⟨
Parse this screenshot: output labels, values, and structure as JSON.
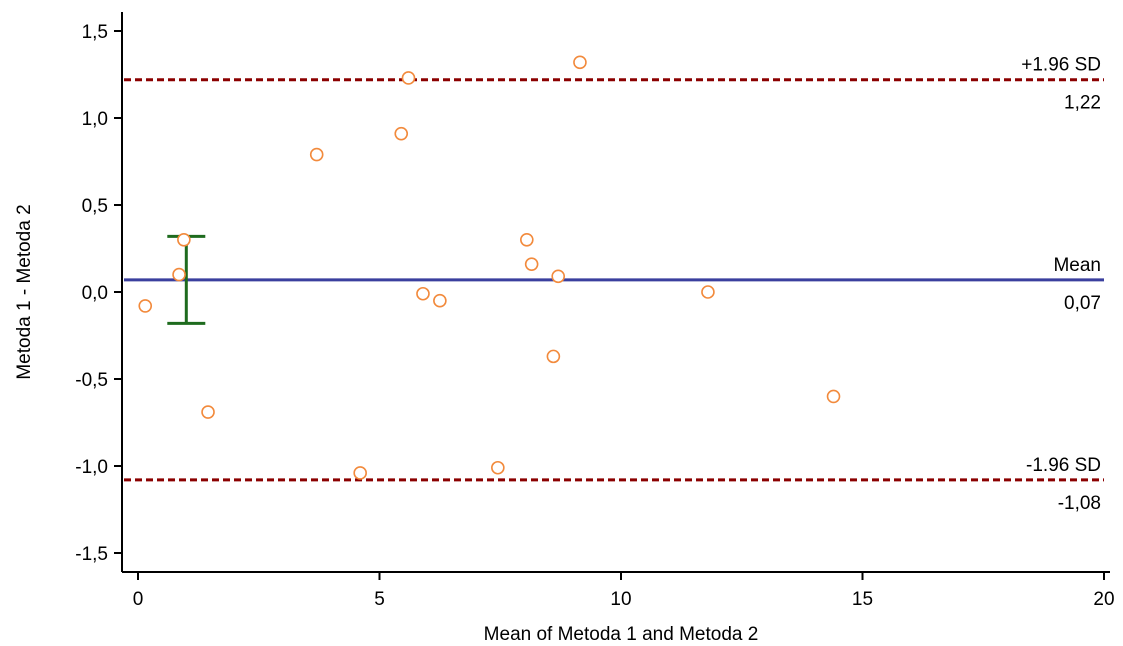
{
  "chart_data": {
    "type": "scatter",
    "title": "",
    "xlabel": "Mean of Metoda 1 and Metoda 2",
    "ylabel": "Metoda 1 - Metoda 2",
    "xlim": [
      0,
      20
    ],
    "ylim": [
      -1.5,
      1.5
    ],
    "x_ticks": [
      0,
      5,
      10,
      15,
      20
    ],
    "y_ticks": [
      1.5,
      1.0,
      0.5,
      0.0,
      -0.5,
      -1.0,
      -1.5
    ],
    "x_tick_labels": [
      "0",
      "5",
      "10",
      "15",
      "20"
    ],
    "y_tick_labels": [
      "1,5",
      "1,0",
      "0,5",
      "0,0",
      "-0,5",
      "-1,0",
      "-1,5"
    ],
    "grid": false,
    "points": [
      {
        "x": 0.15,
        "y": -0.08
      },
      {
        "x": 0.85,
        "y": 0.1
      },
      {
        "x": 0.95,
        "y": 0.3
      },
      {
        "x": 1.45,
        "y": -0.69
      },
      {
        "x": 3.7,
        "y": 0.79
      },
      {
        "x": 4.6,
        "y": -1.04
      },
      {
        "x": 5.45,
        "y": 0.91
      },
      {
        "x": 5.6,
        "y": 1.23
      },
      {
        "x": 5.9,
        "y": -0.01
      },
      {
        "x": 6.25,
        "y": -0.05
      },
      {
        "x": 7.45,
        "y": -1.01
      },
      {
        "x": 8.05,
        "y": 0.3
      },
      {
        "x": 8.15,
        "y": 0.16
      },
      {
        "x": 8.6,
        "y": -0.37
      },
      {
        "x": 8.7,
        "y": 0.09
      },
      {
        "x": 9.15,
        "y": 1.32
      },
      {
        "x": 11.8,
        "y": 0.0
      },
      {
        "x": 14.4,
        "y": -0.6
      }
    ],
    "reference_lines": [
      {
        "name": "+1.96 SD",
        "value": 1.22,
        "value_label": "1,22",
        "color": "#8b0000",
        "style": "dashed"
      },
      {
        "name": "Mean",
        "value": 0.07,
        "value_label": "0,07",
        "color": "#3a3f9e",
        "style": "solid"
      },
      {
        "name": "-1.96 SD",
        "value": -1.08,
        "value_label": "-1,08",
        "color": "#8b0000",
        "style": "dashed"
      }
    ],
    "mean_ci": {
      "x": 1.0,
      "lower": -0.18,
      "upper": 0.32,
      "color": "#1e6b1e"
    },
    "point_color": "#f28a3c"
  }
}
⟩
* [WORK TO COMPLETE] Output each line exactly; omit every picture.

* [TASK OUTPUT]
Parse this screenshot: output labels, values, and structure as JSON.
{
  "chart_data": {
    "type": "scatter",
    "title": "",
    "xlabel": "Mean of Metoda 1 and Metoda 2",
    "ylabel": "Metoda 1 - Metoda 2",
    "xlim": [
      0,
      20
    ],
    "ylim": [
      -1.5,
      1.5
    ],
    "x_ticks": [
      0,
      5,
      10,
      15,
      20
    ],
    "y_ticks": [
      1.5,
      1.0,
      0.5,
      0.0,
      -0.5,
      -1.0,
      -1.5
    ],
    "x_tick_labels": [
      "0",
      "5",
      "10",
      "15",
      "20"
    ],
    "y_tick_labels": [
      "1,5",
      "1,0",
      "0,5",
      "0,0",
      "-0,5",
      "-1,0",
      "-1,5"
    ],
    "grid": false,
    "points": [
      {
        "x": 0.15,
        "y": -0.08
      },
      {
        "x": 0.85,
        "y": 0.1
      },
      {
        "x": 0.95,
        "y": 0.3
      },
      {
        "x": 1.45,
        "y": -0.69
      },
      {
        "x": 3.7,
        "y": 0.79
      },
      {
        "x": 4.6,
        "y": -1.04
      },
      {
        "x": 5.45,
        "y": 0.91
      },
      {
        "x": 5.6,
        "y": 1.23
      },
      {
        "x": 5.9,
        "y": -0.01
      },
      {
        "x": 6.25,
        "y": -0.05
      },
      {
        "x": 7.45,
        "y": -1.01
      },
      {
        "x": 8.05,
        "y": 0.3
      },
      {
        "x": 8.15,
        "y": 0.16
      },
      {
        "x": 8.6,
        "y": -0.37
      },
      {
        "x": 8.7,
        "y": 0.09
      },
      {
        "x": 9.15,
        "y": 1.32
      },
      {
        "x": 11.8,
        "y": 0.0
      },
      {
        "x": 14.4,
        "y": -0.6
      }
    ],
    "reference_lines": [
      {
        "name": "+1.96 SD",
        "value": 1.22,
        "value_label": "1,22",
        "color": "#8b0000",
        "style": "dashed"
      },
      {
        "name": "Mean",
        "value": 0.07,
        "value_label": "0,07",
        "color": "#3a3f9e",
        "style": "solid"
      },
      {
        "name": "-1.96 SD",
        "value": -1.08,
        "value_label": "-1,08",
        "color": "#8b0000",
        "style": "dashed"
      }
    ],
    "mean_ci": {
      "x": 1.0,
      "lower": -0.18,
      "upper": 0.32,
      "color": "#1e6b1e"
    },
    "point_color": "#f28a3c"
  }
}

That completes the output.